Work to be completed:
How many lines in the listing below include the word "color"? Reply with the count alone.

Data to use:
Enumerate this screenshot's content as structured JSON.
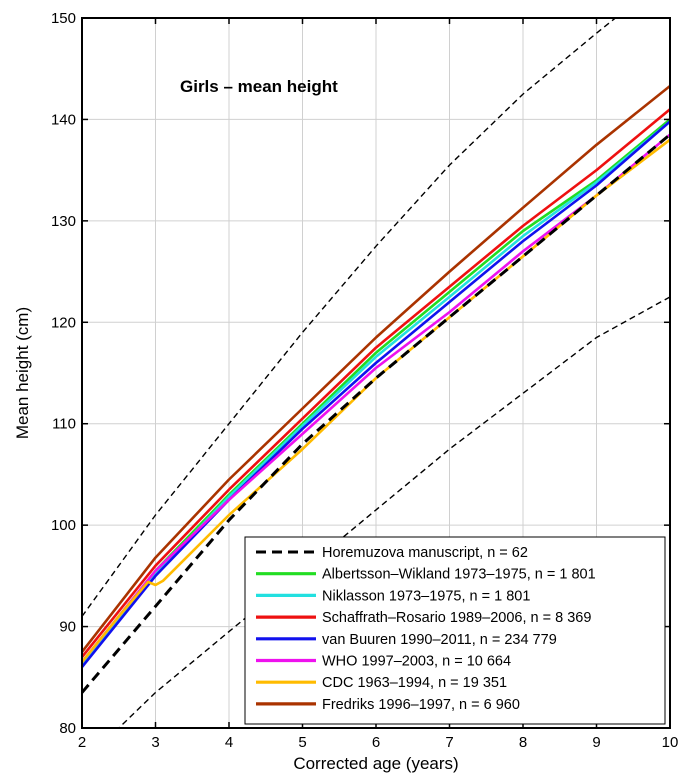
{
  "chart_data": {
    "type": "line",
    "title": "Girls – mean height",
    "xlabel": "Corrected age (years)",
    "ylabel": "Mean height (cm)",
    "xlim": [
      2,
      10
    ],
    "ylim": [
      80,
      150
    ],
    "xticks": [
      2,
      3,
      4,
      5,
      6,
      7,
      8,
      9,
      10
    ],
    "yticks": [
      80,
      90,
      100,
      110,
      120,
      130,
      140,
      150
    ],
    "grid": true,
    "legend_position": "bottom-right",
    "bands": [
      {
        "x": [
          2,
          2.5,
          3,
          3.5,
          4,
          5,
          6,
          7,
          8,
          9,
          10
        ],
        "y": [
          76,
          80,
          83.5,
          86.5,
          89.5,
          95.5,
          101.5,
          107.5,
          113,
          118.5,
          122.5
        ]
      },
      {
        "x": [
          2,
          2.5,
          3,
          3.5,
          4,
          5,
          6,
          7,
          8,
          9,
          9.6
        ],
        "y": [
          91,
          96,
          101,
          105.5,
          110,
          119,
          127.5,
          135.5,
          142.5,
          148.5,
          152
        ]
      }
    ],
    "series": [
      {
        "name": "Horemuzova manuscript, n = 62",
        "color": "#000000",
        "dashed": true,
        "x": [
          2,
          3,
          4,
          5,
          6,
          7,
          8,
          9,
          10
        ],
        "y": [
          83.5,
          92,
          100.5,
          108,
          114.5,
          120.5,
          126.5,
          132.5,
          138.5
        ]
      },
      {
        "name": "Albertsson–Wikland 1973–1975, n = 1 801",
        "color": "#22dd22",
        "x": [
          2,
          3,
          4,
          5,
          6,
          7,
          8,
          9,
          10
        ],
        "y": [
          86.5,
          95.5,
          103,
          110,
          117,
          123,
          129,
          134,
          140
        ]
      },
      {
        "name": "Niklasson 1973–1975, n = 1 801",
        "color": "#22e0e0",
        "x": [
          2,
          3,
          4,
          5,
          6,
          7,
          8,
          9,
          10
        ],
        "y": [
          86.3,
          95.2,
          102.8,
          109.8,
          116.6,
          122.5,
          128.5,
          133.8,
          139.8
        ]
      },
      {
        "name": "Schaffrath–Rosario 1989–2006, n = 8 369",
        "color": "#ee1111",
        "x": [
          2,
          3,
          4,
          5,
          6,
          7,
          8,
          9,
          10
        ],
        "y": [
          87,
          96,
          103.5,
          110.5,
          117.5,
          123.5,
          129.5,
          135,
          141
        ]
      },
      {
        "name": "van Buuren 1990–2011, n = 234 779",
        "color": "#1111ee",
        "x": [
          2,
          3,
          4,
          5,
          6,
          7,
          8,
          9,
          10
        ],
        "y": [
          86,
          95,
          102.5,
          109.5,
          116,
          122,
          128,
          133.5,
          139.8
        ]
      },
      {
        "name": "WHO 1997–2003, n = 10 664",
        "color": "#ee11ee",
        "x": [
          2,
          3,
          4,
          5,
          6,
          7,
          8,
          9,
          10
        ],
        "y": [
          86.5,
          95.5,
          102.5,
          109,
          115.5,
          121,
          127,
          132.5,
          138.5
        ]
      },
      {
        "name": "CDC 1963–1994, n = 19 351",
        "color": "#ffbb00",
        "x": [
          2,
          2.5,
          2.9,
          3.0,
          3.1,
          4,
          5,
          6,
          7,
          8,
          9,
          10
        ],
        "y": [
          86.5,
          91,
          94.4,
          94.1,
          94.5,
          101,
          107.5,
          114.5,
          120.5,
          126.5,
          132.5,
          138
        ]
      },
      {
        "name": "Fredriks 1996–1997, n = 6 960",
        "color": "#aa3300",
        "x": [
          2,
          3,
          4,
          5,
          6,
          7,
          8,
          9,
          10
        ],
        "y": [
          87.5,
          96.8,
          104.5,
          111.5,
          118.5,
          125,
          131.3,
          137.5,
          143.3
        ]
      }
    ]
  }
}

Answer in full:
8